[Saved entries]
________________

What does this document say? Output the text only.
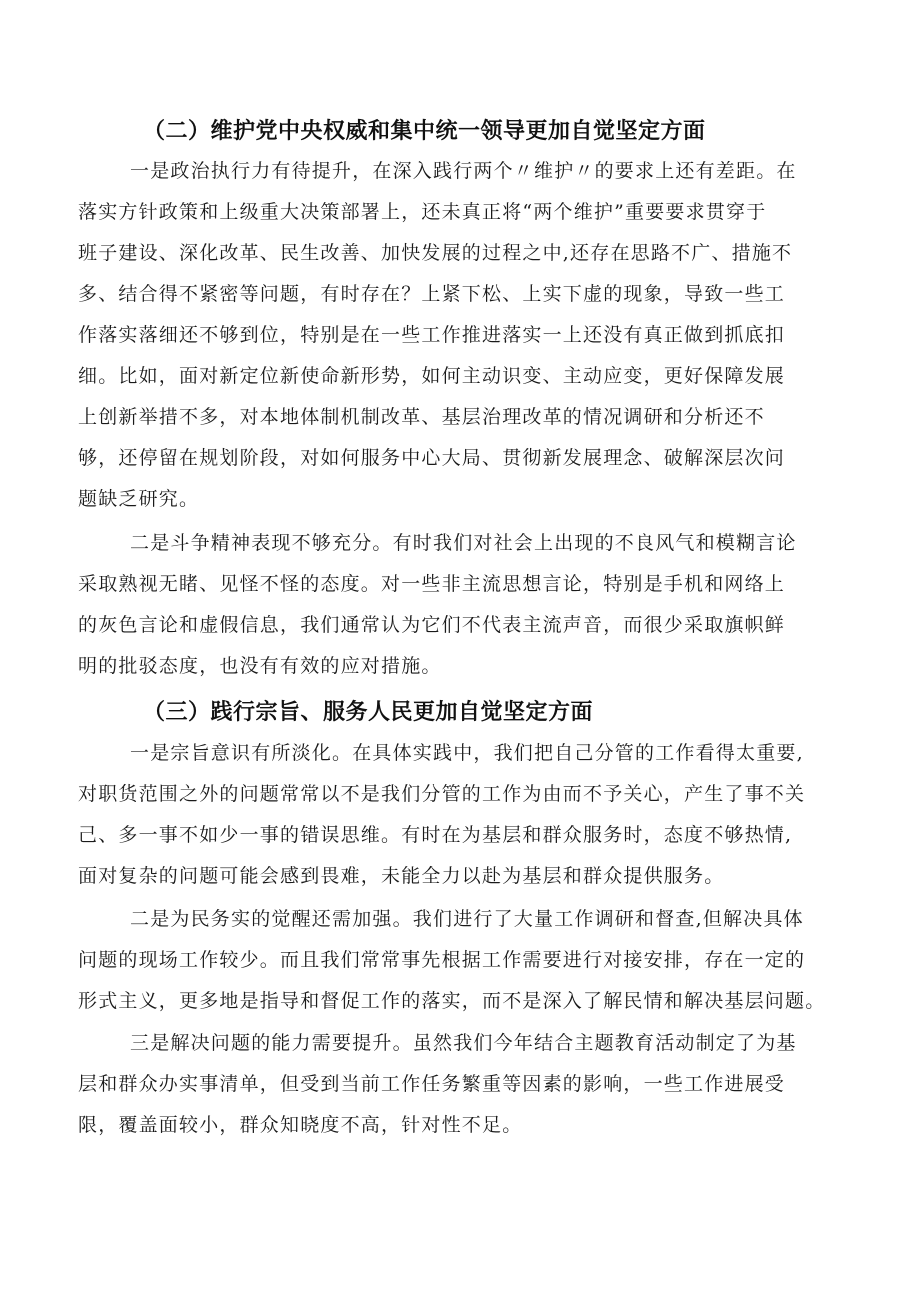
（二）维护党中央权威和集中统一领导更加自觉坚定方面
一是政治执行力有待提升，在深入践行两个〃维护〃的要求上还有差距。在
落实方针政策和上级重大决策部署上，还未真正将“两个维护”重要要求贯穿于
班子建设、深化改革、民生改善、加快发展的过程之中,还存在思路不广、措施不
多、结合得不紧密等问题，有时存在？上紧下松、上实下虚的现象，导致一些工
作落实落细还不够到位，特别是在一些工作推进落实一上还没有真正做到抓底扣
细。比如，面对新定位新使命新形势，如何主动识变、主动应变，更好保障发展
上创新举措不多，对本地体制机制改革、基层治理改革的情况调研和分析还不
够，还停留在规划阶段，对如何服务中心大局、贯彻新发展理念、破解深层次问
题缺乏研究。
二是斗争精神表现不够充分。有时我们对社会上出现的不良风气和模糊言论
采取熟视无睹、见怪不怪的态度。对一些非主流思想言论，特别是手机和网络上
的灰色言论和虚假信息，我们通常认为它们不代表主流声音，而很少采取旗帜鲜
明的批驳态度，也没有有效的应对措施。
（三）践行宗旨、服务人民更加自觉坚定方面
一是宗旨意识有所淡化。在具体实践中，我们把自己分管的工作看得太重要,
对职货范围之外的问题常常以不是我们分管的工作为由而不予关心，产生了事不关
己、多一事不如少一事的错误思维。有时在为基层和群众服务时，态度不够热情,
面对复杂的问题可能会感到畏难，未能全力以赴为基层和群众提供服务。
二是为民务实的觉醒还需加强。我们进行了大量工作调研和督查,但解决具体
问题的现场工作较少。而且我们常常事先根据工作需要进行对接安排，存在一定的
形式主义，更多地是指导和督促工作的落实，而不是深入了解民情和解决基层问题。
三是解决问题的能力需要提升。虽然我们今年结合主题教育活动制定了为基
层和群众办实事清单，但受到当前工作任务繁重等因素的影响，一些工作进展受
限，覆盖面较小，群众知晓度不高，针对性不足。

________________

Your task is to repeat the data above exactly while excluding the pictures.

> Answer in full
What does this document say? Output the text only.
（二）维护党中央权威和集中统一领导更加自觉坚定方面
一是政治执行力有待提升，在深入践行两个〃维护〃的要求上还有差距。在
落实方针政策和上级重大决策部署上，还未真正将“两个维护”重要要求贯穿于
班子建设、深化改革、民生改善、加快发展的过程之中,还存在思路不广、措施不
多、结合得不紧密等问题，有时存在？上紧下松、上实下虚的现象，导致一些工
作落实落细还不够到位，特别是在一些工作推进落实一上还没有真正做到抓底扣
细。比如，面对新定位新使命新形势，如何主动识变、主动应变，更好保障发展
上创新举措不多，对本地体制机制改革、基层治理改革的情况调研和分析还不
够，还停留在规划阶段，对如何服务中心大局、贯彻新发展理念、破解深层次问
题缺乏研究。
二是斗争精神表现不够充分。有时我们对社会上出现的不良风气和模糊言论
采取熟视无睹、见怪不怪的态度。对一些非主流思想言论，特别是手机和网络上
的灰色言论和虚假信息，我们通常认为它们不代表主流声音，而很少采取旗帜鲜
明的批驳态度，也没有有效的应对措施。
（三）践行宗旨、服务人民更加自觉坚定方面
一是宗旨意识有所淡化。在具体实践中，我们把自己分管的工作看得太重要,
对职货范围之外的问题常常以不是我们分管的工作为由而不予关心，产生了事不关
己、多一事不如少一事的错误思维。有时在为基层和群众服务时，态度不够热情,
面对复杂的问题可能会感到畏难，未能全力以赴为基层和群众提供服务。
二是为民务实的觉醒还需加强。我们进行了大量工作调研和督查,但解决具体
问题的现场工作较少。而且我们常常事先根据工作需要进行对接安排，存在一定的
形式主义，更多地是指导和督促工作的落实，而不是深入了解民情和解决基层问题。
三是解决问题的能力需要提升。虽然我们今年结合主题教育活动制定了为基
层和群众办实事清单，但受到当前工作任务繁重等因素的影响，一些工作进展受
限，覆盖面较小，群众知晓度不高，针对性不足。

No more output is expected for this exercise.